List all the lines in these records that hold "structured".
- - -
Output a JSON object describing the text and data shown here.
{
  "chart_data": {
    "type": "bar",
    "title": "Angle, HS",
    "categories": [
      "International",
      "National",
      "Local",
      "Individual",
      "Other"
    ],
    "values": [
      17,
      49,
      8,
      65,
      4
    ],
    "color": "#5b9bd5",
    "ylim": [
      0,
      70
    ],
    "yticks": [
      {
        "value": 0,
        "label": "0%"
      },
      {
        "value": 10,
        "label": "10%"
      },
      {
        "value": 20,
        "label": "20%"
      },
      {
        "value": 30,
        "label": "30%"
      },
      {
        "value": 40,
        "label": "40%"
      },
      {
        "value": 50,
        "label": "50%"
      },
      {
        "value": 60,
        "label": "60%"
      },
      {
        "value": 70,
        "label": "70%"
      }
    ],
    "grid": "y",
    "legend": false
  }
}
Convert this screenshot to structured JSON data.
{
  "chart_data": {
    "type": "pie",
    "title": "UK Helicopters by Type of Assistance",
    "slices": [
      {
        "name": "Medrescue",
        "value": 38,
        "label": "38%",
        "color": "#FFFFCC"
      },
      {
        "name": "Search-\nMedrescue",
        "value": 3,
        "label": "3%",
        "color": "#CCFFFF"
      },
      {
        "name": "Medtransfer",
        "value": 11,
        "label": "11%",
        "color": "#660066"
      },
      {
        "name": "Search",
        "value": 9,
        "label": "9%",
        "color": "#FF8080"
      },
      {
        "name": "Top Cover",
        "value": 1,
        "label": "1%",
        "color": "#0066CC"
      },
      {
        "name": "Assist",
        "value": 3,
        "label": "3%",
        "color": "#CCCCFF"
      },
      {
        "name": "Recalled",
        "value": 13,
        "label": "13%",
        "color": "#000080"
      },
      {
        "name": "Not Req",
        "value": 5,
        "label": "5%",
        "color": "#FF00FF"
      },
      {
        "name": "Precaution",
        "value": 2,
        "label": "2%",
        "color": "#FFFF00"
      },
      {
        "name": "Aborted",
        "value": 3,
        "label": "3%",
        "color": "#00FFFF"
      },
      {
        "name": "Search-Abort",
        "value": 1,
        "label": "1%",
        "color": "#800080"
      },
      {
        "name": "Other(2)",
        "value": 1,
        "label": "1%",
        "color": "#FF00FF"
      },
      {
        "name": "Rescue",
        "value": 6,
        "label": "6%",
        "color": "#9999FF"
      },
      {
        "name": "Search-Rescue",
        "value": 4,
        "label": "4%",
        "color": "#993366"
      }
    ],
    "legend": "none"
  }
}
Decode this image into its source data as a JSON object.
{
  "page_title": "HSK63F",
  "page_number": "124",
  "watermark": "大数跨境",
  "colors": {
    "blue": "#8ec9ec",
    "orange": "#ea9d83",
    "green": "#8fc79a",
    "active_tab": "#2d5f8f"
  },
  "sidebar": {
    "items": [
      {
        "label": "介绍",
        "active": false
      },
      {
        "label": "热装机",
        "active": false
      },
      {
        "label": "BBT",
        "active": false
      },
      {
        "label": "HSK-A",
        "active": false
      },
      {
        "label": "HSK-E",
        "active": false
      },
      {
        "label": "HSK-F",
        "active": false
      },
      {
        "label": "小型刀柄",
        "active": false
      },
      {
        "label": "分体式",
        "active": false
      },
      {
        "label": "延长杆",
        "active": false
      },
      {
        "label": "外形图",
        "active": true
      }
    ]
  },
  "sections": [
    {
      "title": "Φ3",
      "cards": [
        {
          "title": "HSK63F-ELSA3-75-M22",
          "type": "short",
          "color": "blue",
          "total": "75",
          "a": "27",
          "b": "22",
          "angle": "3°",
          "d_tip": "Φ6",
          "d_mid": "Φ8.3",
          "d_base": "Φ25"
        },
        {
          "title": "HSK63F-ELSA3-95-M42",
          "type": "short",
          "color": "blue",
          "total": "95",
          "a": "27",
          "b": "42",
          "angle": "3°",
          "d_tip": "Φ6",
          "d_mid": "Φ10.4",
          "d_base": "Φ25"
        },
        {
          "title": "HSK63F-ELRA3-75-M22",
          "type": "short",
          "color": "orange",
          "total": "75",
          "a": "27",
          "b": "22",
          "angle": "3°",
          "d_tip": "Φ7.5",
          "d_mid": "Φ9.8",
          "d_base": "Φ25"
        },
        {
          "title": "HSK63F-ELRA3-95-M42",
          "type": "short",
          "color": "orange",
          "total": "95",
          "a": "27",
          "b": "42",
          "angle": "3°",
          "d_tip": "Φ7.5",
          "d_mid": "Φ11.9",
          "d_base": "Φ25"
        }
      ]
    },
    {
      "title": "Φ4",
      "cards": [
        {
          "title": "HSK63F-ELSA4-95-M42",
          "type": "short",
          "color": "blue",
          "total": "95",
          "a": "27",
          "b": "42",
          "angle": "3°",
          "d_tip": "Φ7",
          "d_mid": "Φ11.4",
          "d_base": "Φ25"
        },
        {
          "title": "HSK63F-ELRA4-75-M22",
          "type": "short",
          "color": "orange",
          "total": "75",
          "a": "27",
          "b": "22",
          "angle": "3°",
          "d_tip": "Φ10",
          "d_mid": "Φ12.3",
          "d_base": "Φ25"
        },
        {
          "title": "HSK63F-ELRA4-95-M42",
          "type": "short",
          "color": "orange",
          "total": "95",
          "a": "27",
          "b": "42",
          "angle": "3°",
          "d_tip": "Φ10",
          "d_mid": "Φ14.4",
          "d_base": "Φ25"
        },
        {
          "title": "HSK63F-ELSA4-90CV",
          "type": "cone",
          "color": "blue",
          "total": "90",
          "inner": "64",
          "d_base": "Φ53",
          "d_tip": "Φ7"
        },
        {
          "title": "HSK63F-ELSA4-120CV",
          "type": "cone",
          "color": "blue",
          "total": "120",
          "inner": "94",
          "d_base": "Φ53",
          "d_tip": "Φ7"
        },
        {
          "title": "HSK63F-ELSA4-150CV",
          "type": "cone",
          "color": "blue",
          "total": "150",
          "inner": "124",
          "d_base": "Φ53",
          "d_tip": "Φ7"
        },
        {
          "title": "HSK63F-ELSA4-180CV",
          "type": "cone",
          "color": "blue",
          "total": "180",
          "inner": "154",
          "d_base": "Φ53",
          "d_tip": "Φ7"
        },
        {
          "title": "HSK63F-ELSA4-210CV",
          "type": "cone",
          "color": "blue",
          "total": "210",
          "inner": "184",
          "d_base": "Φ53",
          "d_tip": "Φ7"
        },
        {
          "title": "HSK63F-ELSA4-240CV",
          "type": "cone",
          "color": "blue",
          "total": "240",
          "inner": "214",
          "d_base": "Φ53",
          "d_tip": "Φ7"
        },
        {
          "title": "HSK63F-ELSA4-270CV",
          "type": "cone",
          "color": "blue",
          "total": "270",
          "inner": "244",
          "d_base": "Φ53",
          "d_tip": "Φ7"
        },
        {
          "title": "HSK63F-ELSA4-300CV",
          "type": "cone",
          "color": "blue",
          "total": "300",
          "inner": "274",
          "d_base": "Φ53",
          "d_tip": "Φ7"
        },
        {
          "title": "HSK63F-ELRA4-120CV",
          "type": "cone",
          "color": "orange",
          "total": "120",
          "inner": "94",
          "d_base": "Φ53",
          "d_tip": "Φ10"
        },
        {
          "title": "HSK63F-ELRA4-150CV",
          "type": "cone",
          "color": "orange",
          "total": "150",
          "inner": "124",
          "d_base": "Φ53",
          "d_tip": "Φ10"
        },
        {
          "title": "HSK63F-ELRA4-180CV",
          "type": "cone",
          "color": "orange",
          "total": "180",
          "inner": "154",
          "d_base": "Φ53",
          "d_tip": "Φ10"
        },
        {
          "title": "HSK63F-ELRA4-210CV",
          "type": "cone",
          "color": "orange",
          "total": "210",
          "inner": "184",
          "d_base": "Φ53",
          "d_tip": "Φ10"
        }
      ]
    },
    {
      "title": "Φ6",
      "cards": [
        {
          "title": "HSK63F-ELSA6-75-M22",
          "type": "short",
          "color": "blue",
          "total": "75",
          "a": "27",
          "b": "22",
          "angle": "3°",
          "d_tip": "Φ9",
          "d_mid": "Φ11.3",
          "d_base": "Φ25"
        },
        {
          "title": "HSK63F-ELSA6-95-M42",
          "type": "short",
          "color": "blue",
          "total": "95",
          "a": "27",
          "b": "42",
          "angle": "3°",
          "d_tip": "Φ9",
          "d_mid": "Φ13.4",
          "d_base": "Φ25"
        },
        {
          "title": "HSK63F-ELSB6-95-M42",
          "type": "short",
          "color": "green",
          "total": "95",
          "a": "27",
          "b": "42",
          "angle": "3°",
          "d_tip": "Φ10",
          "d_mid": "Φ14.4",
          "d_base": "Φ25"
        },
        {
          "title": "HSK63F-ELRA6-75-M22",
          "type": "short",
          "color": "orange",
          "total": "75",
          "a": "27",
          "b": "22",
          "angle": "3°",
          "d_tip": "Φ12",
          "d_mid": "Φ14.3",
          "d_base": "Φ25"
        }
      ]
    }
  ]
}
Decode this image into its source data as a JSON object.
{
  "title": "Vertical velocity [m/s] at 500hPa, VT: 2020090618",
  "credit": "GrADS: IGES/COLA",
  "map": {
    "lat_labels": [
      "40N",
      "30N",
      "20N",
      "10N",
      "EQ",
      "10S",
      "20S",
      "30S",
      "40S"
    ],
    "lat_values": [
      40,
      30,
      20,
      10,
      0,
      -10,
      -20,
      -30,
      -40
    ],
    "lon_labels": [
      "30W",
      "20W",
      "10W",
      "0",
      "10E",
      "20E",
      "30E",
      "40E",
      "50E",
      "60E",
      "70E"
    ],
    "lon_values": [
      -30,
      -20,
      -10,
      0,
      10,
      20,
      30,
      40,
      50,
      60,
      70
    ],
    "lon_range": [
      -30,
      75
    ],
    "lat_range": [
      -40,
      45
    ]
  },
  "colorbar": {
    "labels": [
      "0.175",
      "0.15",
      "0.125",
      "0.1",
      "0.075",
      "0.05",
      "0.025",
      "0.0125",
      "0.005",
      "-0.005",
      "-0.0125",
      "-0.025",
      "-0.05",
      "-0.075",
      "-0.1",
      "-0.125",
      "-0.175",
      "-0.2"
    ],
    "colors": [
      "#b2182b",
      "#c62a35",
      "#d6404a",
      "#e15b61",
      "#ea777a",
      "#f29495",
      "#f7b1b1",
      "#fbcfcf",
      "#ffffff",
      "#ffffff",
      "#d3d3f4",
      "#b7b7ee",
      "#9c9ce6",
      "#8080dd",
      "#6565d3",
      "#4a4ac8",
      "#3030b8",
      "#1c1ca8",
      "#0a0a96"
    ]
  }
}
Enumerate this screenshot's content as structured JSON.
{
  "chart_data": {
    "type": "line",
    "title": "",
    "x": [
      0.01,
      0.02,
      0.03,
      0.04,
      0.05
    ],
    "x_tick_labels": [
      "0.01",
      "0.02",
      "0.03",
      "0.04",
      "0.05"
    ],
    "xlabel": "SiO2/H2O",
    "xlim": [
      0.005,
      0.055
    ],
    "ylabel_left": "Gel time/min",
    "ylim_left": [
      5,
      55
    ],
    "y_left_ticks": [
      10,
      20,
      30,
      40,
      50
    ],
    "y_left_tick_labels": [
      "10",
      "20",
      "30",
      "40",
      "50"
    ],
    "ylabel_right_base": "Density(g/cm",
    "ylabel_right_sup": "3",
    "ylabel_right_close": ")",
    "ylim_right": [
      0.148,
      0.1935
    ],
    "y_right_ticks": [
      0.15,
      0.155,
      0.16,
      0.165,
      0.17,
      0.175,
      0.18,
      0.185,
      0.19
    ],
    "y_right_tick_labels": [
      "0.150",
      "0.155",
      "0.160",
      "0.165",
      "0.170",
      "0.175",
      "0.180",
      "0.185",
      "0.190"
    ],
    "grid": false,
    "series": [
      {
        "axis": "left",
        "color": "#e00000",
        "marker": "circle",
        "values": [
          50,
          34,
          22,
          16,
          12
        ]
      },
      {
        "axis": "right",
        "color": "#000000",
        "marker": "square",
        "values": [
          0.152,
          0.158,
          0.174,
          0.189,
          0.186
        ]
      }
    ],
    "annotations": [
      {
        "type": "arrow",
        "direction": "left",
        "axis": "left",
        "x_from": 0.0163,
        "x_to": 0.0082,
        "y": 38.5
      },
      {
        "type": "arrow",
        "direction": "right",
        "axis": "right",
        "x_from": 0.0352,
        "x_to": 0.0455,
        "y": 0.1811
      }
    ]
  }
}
- - -
- Expected answer
Convert this screenshot to structured JSON data.
Enumerate this screenshot's content as structured JSON.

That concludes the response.